-- Supplied material --

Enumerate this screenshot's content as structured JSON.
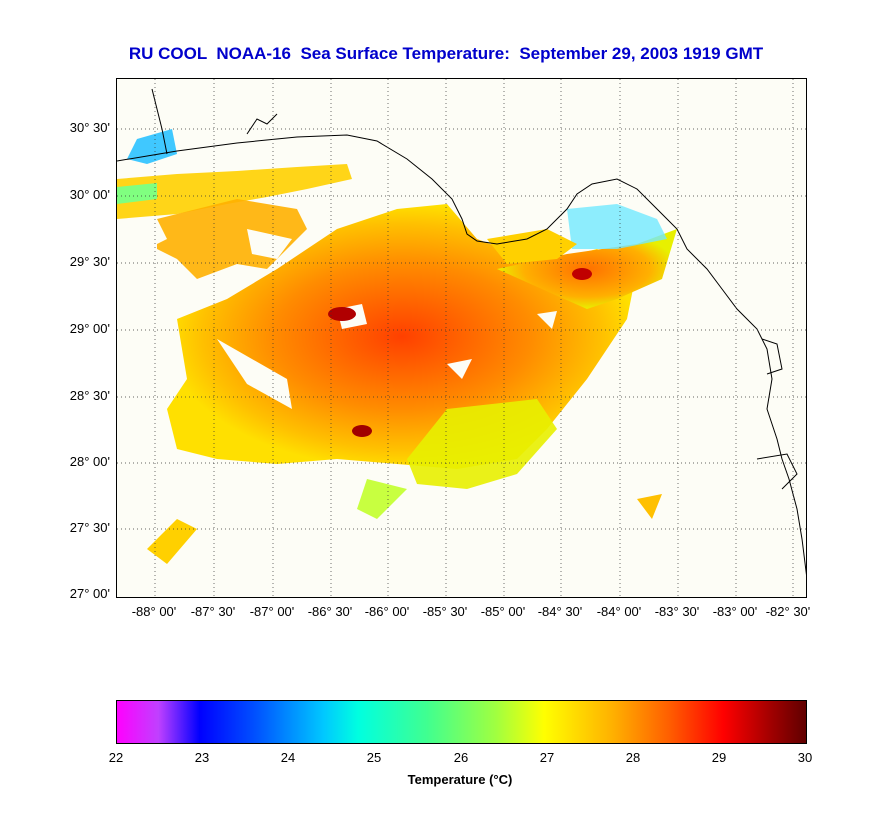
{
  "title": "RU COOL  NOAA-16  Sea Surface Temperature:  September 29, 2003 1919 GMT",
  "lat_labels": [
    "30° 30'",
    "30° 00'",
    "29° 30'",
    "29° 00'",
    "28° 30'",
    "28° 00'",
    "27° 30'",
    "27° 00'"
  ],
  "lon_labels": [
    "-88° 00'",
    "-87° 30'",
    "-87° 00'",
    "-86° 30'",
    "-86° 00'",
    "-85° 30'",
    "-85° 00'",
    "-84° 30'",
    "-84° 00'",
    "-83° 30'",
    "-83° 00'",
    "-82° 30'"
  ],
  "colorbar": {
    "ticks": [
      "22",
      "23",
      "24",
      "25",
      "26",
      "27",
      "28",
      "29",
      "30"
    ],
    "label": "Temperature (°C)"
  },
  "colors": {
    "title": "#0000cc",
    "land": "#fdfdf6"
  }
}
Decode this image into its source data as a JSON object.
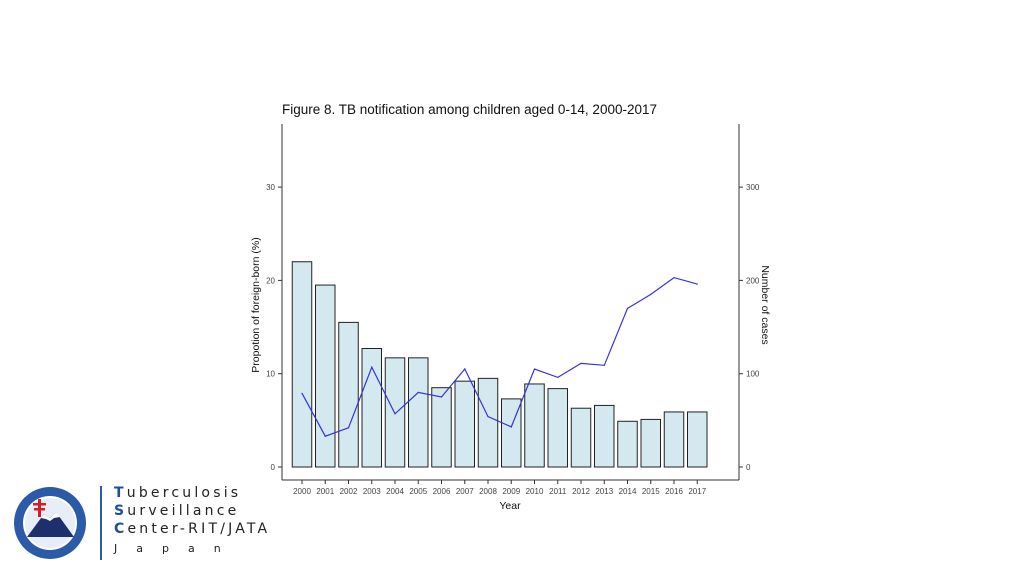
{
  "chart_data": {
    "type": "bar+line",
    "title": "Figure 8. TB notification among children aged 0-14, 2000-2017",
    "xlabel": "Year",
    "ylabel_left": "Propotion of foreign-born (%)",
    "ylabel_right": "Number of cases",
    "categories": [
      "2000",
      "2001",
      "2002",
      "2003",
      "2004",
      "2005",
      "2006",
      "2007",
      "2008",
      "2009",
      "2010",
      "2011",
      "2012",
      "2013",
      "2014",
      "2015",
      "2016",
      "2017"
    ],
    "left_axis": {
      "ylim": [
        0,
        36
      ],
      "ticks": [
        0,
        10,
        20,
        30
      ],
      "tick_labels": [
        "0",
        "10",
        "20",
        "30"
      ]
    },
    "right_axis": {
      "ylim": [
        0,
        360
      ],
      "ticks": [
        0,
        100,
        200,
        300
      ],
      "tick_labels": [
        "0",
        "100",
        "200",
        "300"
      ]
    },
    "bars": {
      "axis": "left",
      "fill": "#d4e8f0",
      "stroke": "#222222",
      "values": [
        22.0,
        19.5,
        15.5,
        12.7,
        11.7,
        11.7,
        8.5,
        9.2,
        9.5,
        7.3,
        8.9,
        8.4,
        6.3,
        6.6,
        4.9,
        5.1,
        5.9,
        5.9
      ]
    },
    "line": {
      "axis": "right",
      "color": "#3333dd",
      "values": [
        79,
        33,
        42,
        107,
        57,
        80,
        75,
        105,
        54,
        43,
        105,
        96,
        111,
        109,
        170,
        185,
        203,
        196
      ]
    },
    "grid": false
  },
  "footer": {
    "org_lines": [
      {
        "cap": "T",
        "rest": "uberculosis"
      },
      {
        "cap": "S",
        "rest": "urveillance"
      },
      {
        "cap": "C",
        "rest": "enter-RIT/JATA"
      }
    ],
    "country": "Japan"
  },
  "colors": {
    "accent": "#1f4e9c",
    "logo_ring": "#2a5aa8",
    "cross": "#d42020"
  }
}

-- Written instruction --
Output every entry exactly as given; pictures are not part of the copy.

-- The answer --
Enumerate this screenshot's content as structured JSON.
{
  "title": "RU COOL  NOAA-16  Sea Surface Temperature:  September 29, 2003 1919 GMT",
  "lat_labels": [
    "30° 30'",
    "30° 00'",
    "29° 30'",
    "29° 00'",
    "28° 30'",
    "28° 00'",
    "27° 30'",
    "27° 00'"
  ],
  "lon_labels": [
    "-88° 00'",
    "-87° 30'",
    "-87° 00'",
    "-86° 30'",
    "-86° 00'",
    "-85° 30'",
    "-85° 00'",
    "-84° 30'",
    "-84° 00'",
    "-83° 30'",
    "-83° 00'",
    "-82° 30'"
  ],
  "colorbar": {
    "ticks": [
      "22",
      "23",
      "24",
      "25",
      "26",
      "27",
      "28",
      "29",
      "30"
    ],
    "label": "Temperature (°C)"
  },
  "colors": {
    "title": "#0000cc",
    "land": "#fdfdf6"
  }
}
Decode this image into its source data as a JSON object.
{
  "chart_data": {
    "type": "bar+line",
    "title": "Figure 8. TB notification among children aged 0-14, 2000-2017",
    "xlabel": "Year",
    "ylabel_left": "Propotion of foreign-born (%)",
    "ylabel_right": "Number of cases",
    "categories": [
      "2000",
      "2001",
      "2002",
      "2003",
      "2004",
      "2005",
      "2006",
      "2007",
      "2008",
      "2009",
      "2010",
      "2011",
      "2012",
      "2013",
      "2014",
      "2015",
      "2016",
      "2017"
    ],
    "left_axis": {
      "ylim": [
        0,
        36
      ],
      "ticks": [
        0,
        10,
        20,
        30
      ],
      "tick_labels": [
        "0",
        "10",
        "20",
        "30"
      ]
    },
    "right_axis": {
      "ylim": [
        0,
        360
      ],
      "ticks": [
        0,
        100,
        200,
        300
      ],
      "tick_labels": [
        "0",
        "100",
        "200",
        "300"
      ]
    },
    "bars": {
      "axis": "left",
      "fill": "#d4e8f0",
      "stroke": "#222222",
      "values": [
        22.0,
        19.5,
        15.5,
        12.7,
        11.7,
        11.7,
        8.5,
        9.2,
        9.5,
        7.3,
        8.9,
        8.4,
        6.3,
        6.6,
        4.9,
        5.1,
        5.9,
        5.9
      ]
    },
    "line": {
      "axis": "right",
      "color": "#3333dd",
      "values": [
        79,
        33,
        42,
        107,
        57,
        80,
        75,
        105,
        54,
        43,
        105,
        96,
        111,
        109,
        170,
        185,
        203,
        196
      ]
    },
    "grid": false
  },
  "footer": {
    "org_lines": [
      {
        "cap": "T",
        "rest": "uberculosis"
      },
      {
        "cap": "S",
        "rest": "urveillance"
      },
      {
        "cap": "C",
        "rest": "enter-RIT/JATA"
      }
    ],
    "country": "Japan"
  },
  "colors": {
    "accent": "#1f4e9c",
    "logo_ring": "#2a5aa8",
    "cross": "#d42020"
  }
}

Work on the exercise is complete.